Records that describe figures:
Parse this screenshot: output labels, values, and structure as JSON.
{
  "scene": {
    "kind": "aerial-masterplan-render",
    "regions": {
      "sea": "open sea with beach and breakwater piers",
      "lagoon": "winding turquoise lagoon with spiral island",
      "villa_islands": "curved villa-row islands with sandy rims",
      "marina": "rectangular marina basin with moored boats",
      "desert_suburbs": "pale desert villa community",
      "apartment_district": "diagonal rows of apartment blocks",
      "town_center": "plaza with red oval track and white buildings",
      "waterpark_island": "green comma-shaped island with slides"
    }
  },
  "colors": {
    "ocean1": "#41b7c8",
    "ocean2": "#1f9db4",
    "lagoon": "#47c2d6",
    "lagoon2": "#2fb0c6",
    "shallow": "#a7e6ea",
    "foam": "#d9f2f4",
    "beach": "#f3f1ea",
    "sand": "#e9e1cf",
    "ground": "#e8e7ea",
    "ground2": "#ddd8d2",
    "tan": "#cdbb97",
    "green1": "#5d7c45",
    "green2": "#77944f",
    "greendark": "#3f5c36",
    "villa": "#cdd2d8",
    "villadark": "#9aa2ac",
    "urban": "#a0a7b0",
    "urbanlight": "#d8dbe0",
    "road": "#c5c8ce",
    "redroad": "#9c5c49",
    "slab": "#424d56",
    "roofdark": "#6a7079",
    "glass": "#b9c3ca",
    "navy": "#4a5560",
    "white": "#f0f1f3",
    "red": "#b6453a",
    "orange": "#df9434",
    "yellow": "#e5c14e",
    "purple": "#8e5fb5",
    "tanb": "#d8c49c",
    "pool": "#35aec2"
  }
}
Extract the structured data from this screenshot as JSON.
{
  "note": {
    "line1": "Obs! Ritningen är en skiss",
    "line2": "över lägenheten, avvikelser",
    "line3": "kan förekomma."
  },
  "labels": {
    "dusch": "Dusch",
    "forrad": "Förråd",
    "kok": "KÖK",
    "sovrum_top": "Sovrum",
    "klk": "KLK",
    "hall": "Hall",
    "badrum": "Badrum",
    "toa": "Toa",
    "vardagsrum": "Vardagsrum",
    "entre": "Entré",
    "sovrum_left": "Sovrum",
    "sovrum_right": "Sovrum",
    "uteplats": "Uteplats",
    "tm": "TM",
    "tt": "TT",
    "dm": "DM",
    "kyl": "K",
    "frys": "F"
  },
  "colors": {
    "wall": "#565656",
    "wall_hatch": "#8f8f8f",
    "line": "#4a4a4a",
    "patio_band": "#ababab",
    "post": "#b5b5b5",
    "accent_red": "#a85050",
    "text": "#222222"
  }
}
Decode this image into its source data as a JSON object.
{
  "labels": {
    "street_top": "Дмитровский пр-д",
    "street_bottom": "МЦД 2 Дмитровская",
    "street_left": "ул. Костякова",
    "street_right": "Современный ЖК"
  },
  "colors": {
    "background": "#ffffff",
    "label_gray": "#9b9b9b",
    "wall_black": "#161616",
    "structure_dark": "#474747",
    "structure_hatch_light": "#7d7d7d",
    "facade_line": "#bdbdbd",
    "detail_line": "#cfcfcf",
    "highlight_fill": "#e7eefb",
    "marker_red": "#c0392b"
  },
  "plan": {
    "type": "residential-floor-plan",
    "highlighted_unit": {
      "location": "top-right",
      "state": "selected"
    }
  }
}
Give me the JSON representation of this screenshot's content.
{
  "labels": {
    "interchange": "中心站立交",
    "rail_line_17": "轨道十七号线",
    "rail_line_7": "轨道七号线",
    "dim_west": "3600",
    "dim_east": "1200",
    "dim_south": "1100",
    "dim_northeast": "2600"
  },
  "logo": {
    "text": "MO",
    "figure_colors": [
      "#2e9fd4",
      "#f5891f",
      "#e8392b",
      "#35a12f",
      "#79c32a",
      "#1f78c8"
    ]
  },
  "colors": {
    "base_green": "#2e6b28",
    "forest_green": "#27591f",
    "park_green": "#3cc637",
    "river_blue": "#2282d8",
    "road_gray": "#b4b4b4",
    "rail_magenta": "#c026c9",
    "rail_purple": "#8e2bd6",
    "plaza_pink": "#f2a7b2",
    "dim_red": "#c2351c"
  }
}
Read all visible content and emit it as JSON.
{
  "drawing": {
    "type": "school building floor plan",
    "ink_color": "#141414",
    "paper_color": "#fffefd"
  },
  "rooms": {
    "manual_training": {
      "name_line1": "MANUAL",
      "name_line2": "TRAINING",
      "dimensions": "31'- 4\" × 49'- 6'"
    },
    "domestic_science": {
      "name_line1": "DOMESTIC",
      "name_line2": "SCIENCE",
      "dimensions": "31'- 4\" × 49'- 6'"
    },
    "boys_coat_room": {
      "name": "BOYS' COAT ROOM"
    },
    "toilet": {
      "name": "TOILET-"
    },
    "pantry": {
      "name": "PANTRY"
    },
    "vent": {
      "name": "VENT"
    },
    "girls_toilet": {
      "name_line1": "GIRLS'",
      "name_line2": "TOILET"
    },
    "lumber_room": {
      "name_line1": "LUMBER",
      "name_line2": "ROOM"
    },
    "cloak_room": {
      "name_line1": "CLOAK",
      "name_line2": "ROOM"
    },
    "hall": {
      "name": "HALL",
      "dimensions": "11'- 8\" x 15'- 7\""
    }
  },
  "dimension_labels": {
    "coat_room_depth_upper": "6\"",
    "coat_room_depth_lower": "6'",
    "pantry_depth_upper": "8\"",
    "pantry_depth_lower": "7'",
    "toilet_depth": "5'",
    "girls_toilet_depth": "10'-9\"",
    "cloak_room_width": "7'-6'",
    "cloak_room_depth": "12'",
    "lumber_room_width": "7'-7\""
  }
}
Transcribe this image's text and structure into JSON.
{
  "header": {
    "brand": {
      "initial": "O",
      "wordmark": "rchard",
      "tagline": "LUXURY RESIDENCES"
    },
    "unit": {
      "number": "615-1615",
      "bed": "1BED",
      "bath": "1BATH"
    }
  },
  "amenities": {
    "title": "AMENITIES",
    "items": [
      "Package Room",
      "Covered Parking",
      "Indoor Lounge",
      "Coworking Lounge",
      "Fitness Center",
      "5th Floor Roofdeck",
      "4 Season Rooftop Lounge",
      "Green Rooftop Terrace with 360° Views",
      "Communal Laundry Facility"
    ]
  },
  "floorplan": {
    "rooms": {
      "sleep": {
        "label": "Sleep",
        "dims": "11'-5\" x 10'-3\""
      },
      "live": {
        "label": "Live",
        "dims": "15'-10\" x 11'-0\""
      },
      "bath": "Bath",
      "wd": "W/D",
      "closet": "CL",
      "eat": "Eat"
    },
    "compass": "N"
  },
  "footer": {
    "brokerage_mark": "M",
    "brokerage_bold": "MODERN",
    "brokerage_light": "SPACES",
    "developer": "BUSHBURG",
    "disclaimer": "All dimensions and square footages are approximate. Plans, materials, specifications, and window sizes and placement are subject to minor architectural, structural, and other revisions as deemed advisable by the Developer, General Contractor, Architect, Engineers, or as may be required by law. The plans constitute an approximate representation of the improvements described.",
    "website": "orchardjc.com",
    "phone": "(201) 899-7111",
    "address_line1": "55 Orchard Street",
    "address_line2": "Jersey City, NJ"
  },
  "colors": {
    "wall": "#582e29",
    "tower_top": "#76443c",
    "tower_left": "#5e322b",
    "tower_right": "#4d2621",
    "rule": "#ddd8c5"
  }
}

Task directions
Repeat the records above in full, character for character.

Exercise solution
Parse this screenshot: output labels, values, and structure as JSON.
{
  "scene": {
    "kind": "aerial-masterplan-render",
    "regions": {
      "sea": "open sea with beach and breakwater piers",
      "lagoon": "winding turquoise lagoon with spiral island",
      "villa_islands": "curved villa-row islands with sandy rims",
      "marina": "rectangular marina basin with moored boats",
      "desert_suburbs": "pale desert villa community",
      "apartment_district": "diagonal rows of apartment blocks",
      "town_center": "plaza with red oval track and white buildings",
      "waterpark_island": "green comma-shaped island with slides"
    }
  },
  "colors": {
    "ocean1": "#41b7c8",
    "ocean2": "#1f9db4",
    "lagoon": "#47c2d6",
    "lagoon2": "#2fb0c6",
    "shallow": "#a7e6ea",
    "foam": "#d9f2f4",
    "beach": "#f3f1ea",
    "sand": "#e9e1cf",
    "ground": "#e8e7ea",
    "ground2": "#ddd8d2",
    "tan": "#cdbb97",
    "green1": "#5d7c45",
    "green2": "#77944f",
    "greendark": "#3f5c36",
    "villa": "#cdd2d8",
    "villadark": "#9aa2ac",
    "urban": "#a0a7b0",
    "urbanlight": "#d8dbe0",
    "road": "#c5c8ce",
    "redroad": "#9c5c49",
    "slab": "#424d56",
    "roofdark": "#6a7079",
    "glass": "#b9c3ca",
    "navy": "#4a5560",
    "white": "#f0f1f3",
    "red": "#b6453a",
    "orange": "#df9434",
    "yellow": "#e5c14e",
    "purple": "#8e5fb5",
    "tanb": "#d8c49c",
    "pool": "#35aec2"
  }
}
Extract the structured data from this screenshot as JSON.
{
  "note": {
    "line1": "Obs! Ritningen är en skiss",
    "line2": "över lägenheten, avvikelser",
    "line3": "kan förekomma."
  },
  "labels": {
    "dusch": "Dusch",
    "forrad": "Förråd",
    "kok": "KÖK",
    "sovrum_top": "Sovrum",
    "klk": "KLK",
    "hall": "Hall",
    "badrum": "Badrum",
    "toa": "Toa",
    "vardagsrum": "Vardagsrum",
    "entre": "Entré",
    "sovrum_left": "Sovrum",
    "sovrum_right": "Sovrum",
    "uteplats": "Uteplats",
    "tm": "TM",
    "tt": "TT",
    "dm": "DM",
    "kyl": "K",
    "frys": "F"
  },
  "colors": {
    "wall": "#565656",
    "wall_hatch": "#8f8f8f",
    "line": "#4a4a4a",
    "patio_band": "#ababab",
    "post": "#b5b5b5",
    "accent_red": "#a85050",
    "text": "#222222"
  }
}
Decode this image into its source data as a JSON object.
{
  "labels": {
    "street_top": "Дмитровский пр-д",
    "street_bottom": "МЦД 2 Дмитровская",
    "street_left": "ул. Костякова",
    "street_right": "Современный ЖК"
  },
  "colors": {
    "background": "#ffffff",
    "label_gray": "#9b9b9b",
    "wall_black": "#161616",
    "structure_dark": "#474747",
    "structure_hatch_light": "#7d7d7d",
    "facade_line": "#bdbdbd",
    "detail_line": "#cfcfcf",
    "highlight_fill": "#e7eefb",
    "marker_red": "#c0392b"
  },
  "plan": {
    "type": "residential-floor-plan",
    "highlighted_unit": {
      "location": "top-right",
      "state": "selected"
    }
  }
}
Give me the JSON representation of this screenshot's content.
{
  "labels": {
    "interchange": "中心站立交",
    "rail_line_17": "轨道十七号线",
    "rail_line_7": "轨道七号线",
    "dim_west": "3600",
    "dim_east": "1200",
    "dim_south": "1100",
    "dim_northeast": "2600"
  },
  "logo": {
    "text": "MO",
    "figure_colors": [
      "#2e9fd4",
      "#f5891f",
      "#e8392b",
      "#35a12f",
      "#79c32a",
      "#1f78c8"
    ]
  },
  "colors": {
    "base_green": "#2e6b28",
    "forest_green": "#27591f",
    "park_green": "#3cc637",
    "river_blue": "#2282d8",
    "road_gray": "#b4b4b4",
    "rail_magenta": "#c026c9",
    "rail_purple": "#8e2bd6",
    "plaza_pink": "#f2a7b2",
    "dim_red": "#c2351c"
  }
}
Read all visible content and emit it as JSON.
{
  "drawing": {
    "type": "school building floor plan",
    "ink_color": "#141414",
    "paper_color": "#fffefd"
  },
  "rooms": {
    "manual_training": {
      "name_line1": "MANUAL",
      "name_line2": "TRAINING",
      "dimensions": "31'- 4\" × 49'- 6'"
    },
    "domestic_science": {
      "name_line1": "DOMESTIC",
      "name_line2": "SCIENCE",
      "dimensions": "31'- 4\" × 49'- 6'"
    },
    "boys_coat_room": {
      "name": "BOYS' COAT ROOM"
    },
    "toilet": {
      "name": "TOILET-"
    },
    "pantry": {
      "name": "PANTRY"
    },
    "vent": {
      "name": "VENT"
    },
    "girls_toilet": {
      "name_line1": "GIRLS'",
      "name_line2": "TOILET"
    },
    "lumber_room": {
      "name_line1": "LUMBER",
      "name_line2": "ROOM"
    },
    "cloak_room": {
      "name_line1": "CLOAK",
      "name_line2": "ROOM"
    },
    "hall": {
      "name": "HALL",
      "dimensions": "11'- 8\" x 15'- 7\""
    }
  },
  "dimension_labels": {
    "coat_room_depth_upper": "6\"",
    "coat_room_depth_lower": "6'",
    "pantry_depth_upper": "8\"",
    "pantry_depth_lower": "7'",
    "toilet_depth": "5'",
    "girls_toilet_depth": "10'-9\"",
    "cloak_room_width": "7'-6'",
    "cloak_room_depth": "12'",
    "lumber_room_width": "7'-7\""
  }
}
Transcribe this image's text and structure into JSON.
{
  "header": {
    "brand": {
      "initial": "O",
      "wordmark": "rchard",
      "tagline": "LUXURY RESIDENCES"
    },
    "unit": {
      "number": "615-1615",
      "bed": "1BED",
      "bath": "1BATH"
    }
  },
  "amenities": {
    "title": "AMENITIES",
    "items": [
      "Package Room",
      "Covered Parking",
      "Indoor Lounge",
      "Coworking Lounge",
      "Fitness Center",
      "5th Floor Roofdeck",
      "4 Season Rooftop Lounge",
      "Green Rooftop Terrace with 360° Views",
      "Communal Laundry Facility"
    ]
  },
  "floorplan": {
    "rooms": {
      "sleep": {
        "label": "Sleep",
        "dims": "11'-5\" x 10'-3\""
      },
      "live": {
        "label": "Live",
        "dims": "15'-10\" x 11'-0\""
      },
      "bath": "Bath",
      "wd": "W/D",
      "closet": "CL",
      "eat": "Eat"
    },
    "compass": "N"
  },
  "footer": {
    "brokerage_mark": "M",
    "brokerage_bold": "MODERN",
    "brokerage_light": "SPACES",
    "developer": "BUSHBURG",
    "disclaimer": "All dimensions and square footages are approximate. Plans, materials, specifications, and window sizes and placement are subject to minor architectural, structural, and other revisions as deemed advisable by the Developer, General Contractor, Architect, Engineers, or as may be required by law. The plans constitute an approximate representation of the improvements described.",
    "website": "orchardjc.com",
    "phone": "(201) 899-7111",
    "address_line1": "55 Orchard Street",
    "address_line2": "Jersey City, NJ"
  },
  "colors": {
    "wall": "#582e29",
    "tower_top": "#76443c",
    "tower_left": "#5e322b",
    "tower_right": "#4d2621",
    "rule": "#ddd8c5"
  }
}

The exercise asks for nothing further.